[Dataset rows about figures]

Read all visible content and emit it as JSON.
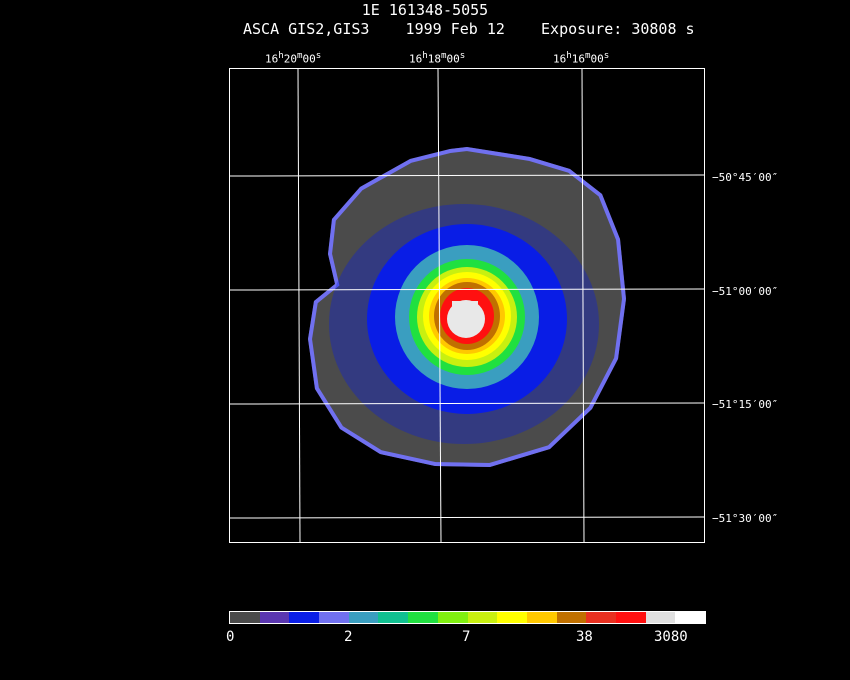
{
  "header": {
    "title": "1E 161348-5055",
    "subtitle": "ASCA GIS2,GIS3    1999 Feb 12    Exposure: 30808 s"
  },
  "axes": {
    "ra_labels": [
      {
        "h": "16",
        "m": "20",
        "s": "00"
      },
      {
        "h": "16",
        "m": "18",
        "s": "00"
      },
      {
        "h": "16",
        "m": "16",
        "s": "00"
      }
    ],
    "dec_labels": [
      "−50°45′00″",
      "−51°00′00″",
      "−51°15′00″",
      "−51°30′00″"
    ]
  },
  "colorbar": {
    "colors": [
      "#4b4b4b",
      "#5a36b0",
      "#0a1ee6",
      "#7070f0",
      "#3a9ec0",
      "#10c090",
      "#20e040",
      "#80f010",
      "#c8f010",
      "#ffff00",
      "#ffc800",
      "#c07000",
      "#e83020",
      "#ff1010",
      "#e0e0e0",
      "#ffffff"
    ],
    "ticks": [
      "0",
      "2",
      "7",
      "38",
      "3080"
    ]
  },
  "image": {
    "colors": {
      "background": "#4b4b4b",
      "edge": "#7070f0",
      "low": "#0a1ee6",
      "mid_low": "#3a9ec0",
      "mid": "#20e040",
      "yellow": "#ffff00",
      "orange": "#c07000",
      "red": "#ff1010",
      "peak": "#e8e8e8"
    }
  }
}
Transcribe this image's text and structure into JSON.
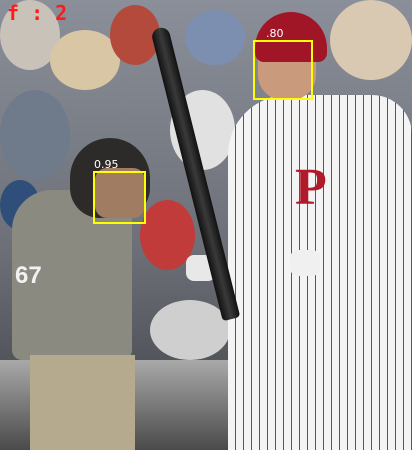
{
  "overlay": {
    "face_count_text": "f : 2",
    "box_color": "#ffff00",
    "counter_color": "#ff1a1a"
  },
  "detections": [
    {
      "label": "0.95",
      "subject": "umpire face"
    },
    {
      "label": ".80",
      "subject": "batter face"
    }
  ],
  "scene": {
    "uniform_number": "67",
    "team_logo_letter": "P"
  }
}
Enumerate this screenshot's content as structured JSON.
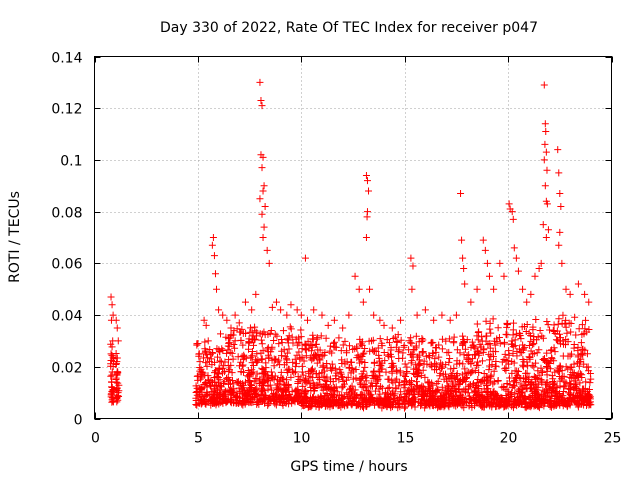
{
  "chart_data": {
    "type": "scatter",
    "title": "Day 330 of 2022, Rate Of TEC Index for receiver p047",
    "xlabel": "GPS time / hours",
    "ylabel": "ROTI / TECUs",
    "xlim": [
      0,
      25
    ],
    "ylim": [
      0,
      0.14
    ],
    "x_ticks": [
      0,
      5,
      10,
      15,
      20,
      25
    ],
    "x_tick_labels": [
      "0",
      "5",
      "10",
      "15",
      "20",
      "25"
    ],
    "y_ticks": [
      0,
      0.02,
      0.04,
      0.06,
      0.08,
      0.1,
      0.12,
      0.14
    ],
    "y_tick_labels": [
      "0",
      "0.02",
      "0.04",
      "0.06",
      "0.08",
      "0.1",
      "0.12",
      "0.14"
    ],
    "grid": true,
    "marker": "+",
    "marker_color": "#ff0000",
    "series": [
      {
        "points": [
          [
            0.8,
            0.047
          ],
          [
            0.85,
            0.044
          ],
          [
            0.9,
            0.04
          ],
          [
            0.82,
            0.038
          ],
          [
            0.88,
            0.03
          ],
          [
            0.8,
            0.025
          ],
          [
            0.92,
            0.022
          ],
          [
            0.86,
            0.018
          ],
          [
            0.83,
            0.014
          ],
          [
            0.9,
            0.011
          ],
          [
            0.87,
            0.008
          ],
          [
            1.05,
            0.038
          ],
          [
            1.1,
            0.035
          ],
          [
            1.15,
            0.03
          ],
          [
            1.08,
            0.022
          ],
          [
            1.12,
            0.018
          ],
          [
            1.06,
            0.014
          ],
          [
            1.14,
            0.01
          ],
          [
            1.1,
            0.008
          ],
          [
            5.0,
            0.029
          ],
          [
            5.1,
            0.022
          ],
          [
            5.2,
            0.018
          ],
          [
            5.3,
            0.038
          ],
          [
            5.4,
            0.036
          ],
          [
            5.5,
            0.03
          ],
          [
            5.7,
            0.067
          ],
          [
            5.75,
            0.07
          ],
          [
            5.8,
            0.063
          ],
          [
            5.85,
            0.056
          ],
          [
            5.9,
            0.05
          ],
          [
            6.0,
            0.042
          ],
          [
            6.2,
            0.04
          ],
          [
            6.4,
            0.038
          ],
          [
            6.6,
            0.035
          ],
          [
            6.8,
            0.04
          ],
          [
            7.0,
            0.037
          ],
          [
            7.3,
            0.045
          ],
          [
            7.6,
            0.042
          ],
          [
            7.8,
            0.048
          ],
          [
            8.0,
            0.13
          ],
          [
            8.05,
            0.123
          ],
          [
            8.1,
            0.121
          ],
          [
            8.05,
            0.102
          ],
          [
            8.15,
            0.101
          ],
          [
            8.1,
            0.097
          ],
          [
            8.2,
            0.09
          ],
          [
            8.15,
            0.088
          ],
          [
            8.0,
            0.085
          ],
          [
            8.25,
            0.082
          ],
          [
            8.1,
            0.079
          ],
          [
            8.2,
            0.074
          ],
          [
            8.15,
            0.07
          ],
          [
            8.35,
            0.065
          ],
          [
            8.45,
            0.06
          ],
          [
            8.6,
            0.043
          ],
          [
            8.8,
            0.045
          ],
          [
            9.0,
            0.042
          ],
          [
            9.3,
            0.04
          ],
          [
            9.5,
            0.044
          ],
          [
            9.8,
            0.042
          ],
          [
            10.0,
            0.04
          ],
          [
            10.2,
            0.062
          ],
          [
            10.3,
            0.038
          ],
          [
            10.6,
            0.042
          ],
          [
            11.0,
            0.04
          ],
          [
            11.3,
            0.036
          ],
          [
            11.6,
            0.038
          ],
          [
            12.0,
            0.035
          ],
          [
            12.3,
            0.04
          ],
          [
            12.6,
            0.055
          ],
          [
            12.8,
            0.05
          ],
          [
            13.0,
            0.045
          ],
          [
            13.15,
            0.094
          ],
          [
            13.2,
            0.092
          ],
          [
            13.25,
            0.088
          ],
          [
            13.2,
            0.08
          ],
          [
            13.18,
            0.078
          ],
          [
            13.15,
            0.07
          ],
          [
            13.3,
            0.05
          ],
          [
            13.5,
            0.04
          ],
          [
            13.8,
            0.038
          ],
          [
            14.0,
            0.036
          ],
          [
            14.4,
            0.035
          ],
          [
            14.8,
            0.038
          ],
          [
            15.3,
            0.062
          ],
          [
            15.4,
            0.059
          ],
          [
            15.35,
            0.05
          ],
          [
            15.6,
            0.04
          ],
          [
            16.0,
            0.042
          ],
          [
            16.4,
            0.038
          ],
          [
            16.8,
            0.04
          ],
          [
            17.2,
            0.038
          ],
          [
            17.5,
            0.04
          ],
          [
            17.7,
            0.087
          ],
          [
            17.75,
            0.069
          ],
          [
            17.8,
            0.062
          ],
          [
            17.85,
            0.058
          ],
          [
            17.9,
            0.052
          ],
          [
            18.2,
            0.045
          ],
          [
            18.5,
            0.05
          ],
          [
            18.8,
            0.069
          ],
          [
            18.9,
            0.065
          ],
          [
            19.0,
            0.06
          ],
          [
            19.1,
            0.055
          ],
          [
            19.3,
            0.05
          ],
          [
            19.6,
            0.06
          ],
          [
            19.8,
            0.055
          ],
          [
            20.05,
            0.083
          ],
          [
            20.1,
            0.081
          ],
          [
            20.2,
            0.08
          ],
          [
            20.25,
            0.077
          ],
          [
            20.3,
            0.066
          ],
          [
            20.4,
            0.062
          ],
          [
            20.5,
            0.057
          ],
          [
            20.7,
            0.05
          ],
          [
            20.9,
            0.045
          ],
          [
            21.1,
            0.048
          ],
          [
            21.3,
            0.055
          ],
          [
            21.5,
            0.058
          ],
          [
            21.6,
            0.06
          ],
          [
            21.7,
            0.075
          ],
          [
            21.75,
            0.129
          ],
          [
            21.8,
            0.114
          ],
          [
            21.82,
            0.111
          ],
          [
            21.78,
            0.106
          ],
          [
            21.85,
            0.103
          ],
          [
            21.75,
            0.1
          ],
          [
            21.88,
            0.096
          ],
          [
            21.8,
            0.09
          ],
          [
            21.85,
            0.084
          ],
          [
            21.9,
            0.083
          ],
          [
            21.95,
            0.073
          ],
          [
            21.85,
            0.07
          ],
          [
            22.4,
            0.104
          ],
          [
            22.45,
            0.095
          ],
          [
            22.5,
            0.087
          ],
          [
            22.55,
            0.082
          ],
          [
            22.5,
            0.072
          ],
          [
            22.45,
            0.067
          ],
          [
            22.6,
            0.06
          ],
          [
            22.8,
            0.05
          ],
          [
            23.0,
            0.048
          ],
          [
            23.4,
            0.052
          ],
          [
            23.7,
            0.048
          ],
          [
            23.9,
            0.045
          ]
        ]
      }
    ]
  }
}
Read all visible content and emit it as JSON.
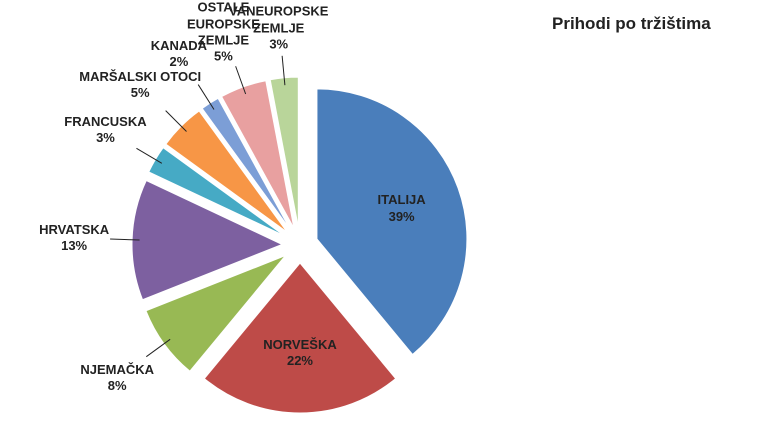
{
  "chart_data": {
    "type": "pie",
    "title": "Prihodi po tržištima",
    "categories": [
      "ITALIJA",
      "NORVEŠKA",
      "NJEMAČKA",
      "HRVATSKA",
      "FRANCUSKA",
      "MARŠALSKI OTOCI",
      "KANADA",
      "OSTALE EUROPSKE ZEMLJE",
      "OSTALE VANEUROPSKE ZEMLJE"
    ],
    "values": [
      39,
      22,
      8,
      13,
      3,
      5,
      2,
      5,
      3
    ],
    "value_labels": [
      "39%",
      "22%",
      "8%",
      "13%",
      "3%",
      "5%",
      "2%",
      "5%",
      "3%"
    ],
    "colors": [
      "#4a7ebb",
      "#be4b48",
      "#98b954",
      "#7d60a0",
      "#46aac5",
      "#f79646",
      "#7c9ed6",
      "#e8a0a0",
      "#b9d59a"
    ]
  }
}
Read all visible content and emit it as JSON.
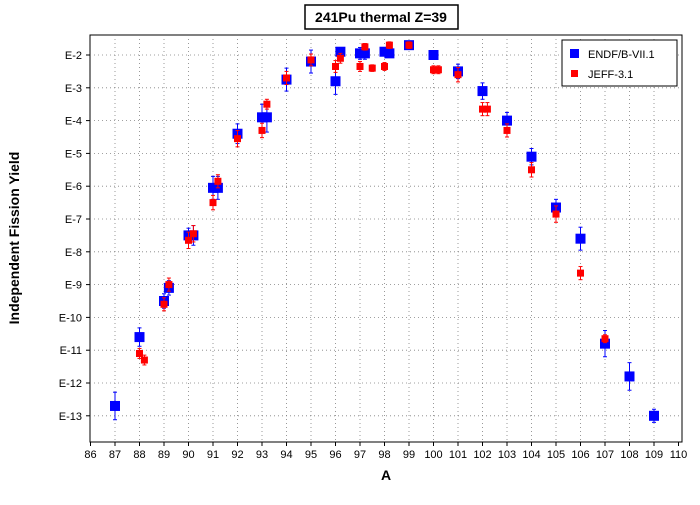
{
  "chart_data": {
    "type": "scatter",
    "title": "241Pu thermal Z=39",
    "xlabel": "A",
    "ylabel": "Independent Fission Yield",
    "xlim": [
      86,
      110
    ],
    "x_ticks": [
      86,
      87,
      88,
      89,
      90,
      91,
      92,
      93,
      94,
      95,
      96,
      97,
      98,
      99,
      100,
      101,
      102,
      103,
      104,
      105,
      106,
      107,
      108,
      109,
      110
    ],
    "y_scale": "log",
    "ylim_exponent": [
      -13.5,
      -1.8
    ],
    "y_ticks": [
      {
        "exp": -2,
        "label": "E-2"
      },
      {
        "exp": -3,
        "label": "E-3"
      },
      {
        "exp": -4,
        "label": "E-4"
      },
      {
        "exp": -5,
        "label": "E-5"
      },
      {
        "exp": -6,
        "label": "E-6"
      },
      {
        "exp": -7,
        "label": "E-7"
      },
      {
        "exp": -8,
        "label": "E-8"
      },
      {
        "exp": -9,
        "label": "E-9"
      },
      {
        "exp": -10,
        "label": "E-10"
      },
      {
        "exp": -11,
        "label": "E-11"
      },
      {
        "exp": -12,
        "label": "E-12"
      },
      {
        "exp": -13,
        "label": "E-13"
      }
    ],
    "grid": true,
    "legend_position": "top-right",
    "series": [
      {
        "name": "ENDF/B-VII.1",
        "color": "#0000ff",
        "marker": "square-large",
        "points": [
          {
            "x": 87.0,
            "exp": -12.7,
            "err": 0.42
          },
          {
            "x": 88.0,
            "exp": -10.6,
            "err": 0.28
          },
          {
            "x": 89.0,
            "exp": -9.5,
            "err": 0.22
          },
          {
            "x": 89.2,
            "exp": -9.1,
            "err": 0.22
          },
          {
            "x": 90.0,
            "exp": -7.5,
            "err": 0.22
          },
          {
            "x": 90.2,
            "exp": -7.5,
            "err": 0.3
          },
          {
            "x": 91.0,
            "exp": -6.05,
            "err": 0.35
          },
          {
            "x": 91.2,
            "exp": -6.05,
            "err": 0.35
          },
          {
            "x": 92.0,
            "exp": -4.4,
            "err": 0.3
          },
          {
            "x": 93.0,
            "exp": -3.9,
            "err": 0.4
          },
          {
            "x": 93.2,
            "exp": -3.9,
            "err": 0.45
          },
          {
            "x": 94.0,
            "exp": -2.75,
            "err": 0.35
          },
          {
            "x": 95.0,
            "exp": -2.2,
            "err": 0.35
          },
          {
            "x": 96.0,
            "exp": -2.8,
            "err": 0.4
          },
          {
            "x": 96.2,
            "exp": -1.9,
            "err": 0.1
          },
          {
            "x": 97.0,
            "exp": -1.95,
            "err": 0.18
          },
          {
            "x": 97.2,
            "exp": -1.95,
            "err": 0.18
          },
          {
            "x": 98.0,
            "exp": -1.9,
            "err": 0.1
          },
          {
            "x": 98.2,
            "exp": -1.95,
            "err": 0.12
          },
          {
            "x": 99.0,
            "exp": -1.7,
            "err": 0.1
          },
          {
            "x": 100.0,
            "exp": -2.0,
            "err": 0.12
          },
          {
            "x": 101.0,
            "exp": -2.5,
            "err": 0.22
          },
          {
            "x": 102.0,
            "exp": -3.1,
            "err": 0.25
          },
          {
            "x": 103.0,
            "exp": -4.0,
            "err": 0.25
          },
          {
            "x": 104.0,
            "exp": -5.1,
            "err": 0.25
          },
          {
            "x": 105.0,
            "exp": -6.65,
            "err": 0.25
          },
          {
            "x": 106.0,
            "exp": -7.6,
            "err": 0.35
          },
          {
            "x": 107.0,
            "exp": -10.8,
            "err": 0.4
          },
          {
            "x": 108.0,
            "exp": -11.8,
            "err": 0.42
          },
          {
            "x": 109.0,
            "exp": -13.0,
            "err": 0.2
          }
        ]
      },
      {
        "name": "JEFF-3.1",
        "color": "#ff0000",
        "marker": "square-small",
        "points": [
          {
            "x": 88.0,
            "exp": -11.1,
            "err": 0.15
          },
          {
            "x": 88.2,
            "exp": -11.3,
            "err": 0.15
          },
          {
            "x": 89.0,
            "exp": -9.6,
            "err": 0.2
          },
          {
            "x": 89.2,
            "exp": -9.0,
            "err": 0.2
          },
          {
            "x": 90.0,
            "exp": -7.65,
            "err": 0.25
          },
          {
            "x": 90.2,
            "exp": -7.45,
            "err": 0.25
          },
          {
            "x": 91.0,
            "exp": -6.5,
            "err": 0.22
          },
          {
            "x": 91.2,
            "exp": -5.85,
            "err": 0.2
          },
          {
            "x": 92.0,
            "exp": -4.55,
            "err": 0.25
          },
          {
            "x": 93.0,
            "exp": -4.3,
            "err": 0.22
          },
          {
            "x": 93.2,
            "exp": -3.5,
            "err": 0.15
          },
          {
            "x": 94.0,
            "exp": -2.7,
            "err": 0.2
          },
          {
            "x": 95.0,
            "exp": -2.15,
            "err": 0.18
          },
          {
            "x": 96.0,
            "exp": -2.35,
            "err": 0.18
          },
          {
            "x": 96.2,
            "exp": -2.1,
            "err": 0.15
          },
          {
            "x": 97.0,
            "exp": -2.35,
            "err": 0.15
          },
          {
            "x": 97.2,
            "exp": -1.75,
            "err": 0.1
          },
          {
            "x": 97.5,
            "exp": -2.4,
            "err": 0.1
          },
          {
            "x": 98.0,
            "exp": -2.35,
            "err": 0.12
          },
          {
            "x": 98.2,
            "exp": -1.7,
            "err": 0.1
          },
          {
            "x": 99.0,
            "exp": -1.7,
            "err": 0.1
          },
          {
            "x": 100.0,
            "exp": -2.45,
            "err": 0.12
          },
          {
            "x": 100.2,
            "exp": -2.45,
            "err": 0.12
          },
          {
            "x": 101.0,
            "exp": -2.6,
            "err": 0.22
          },
          {
            "x": 102.0,
            "exp": -3.65,
            "err": 0.2
          },
          {
            "x": 102.2,
            "exp": -3.65,
            "err": 0.2
          },
          {
            "x": 103.0,
            "exp": -4.3,
            "err": 0.2
          },
          {
            "x": 104.0,
            "exp": -5.5,
            "err": 0.22
          },
          {
            "x": 105.0,
            "exp": -6.85,
            "err": 0.25
          },
          {
            "x": 106.0,
            "exp": -8.65,
            "err": 0.2
          },
          {
            "x": 107.0,
            "exp": -10.65,
            "err": 0.12
          }
        ]
      }
    ]
  }
}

JOB |
List every line above containing the word "ZEMLJE".

WRITTEN SOLUTION |
      "OSTALE EUROPSKE ZEMLJE",
      "OSTALE VANEUROPSKE ZEMLJE"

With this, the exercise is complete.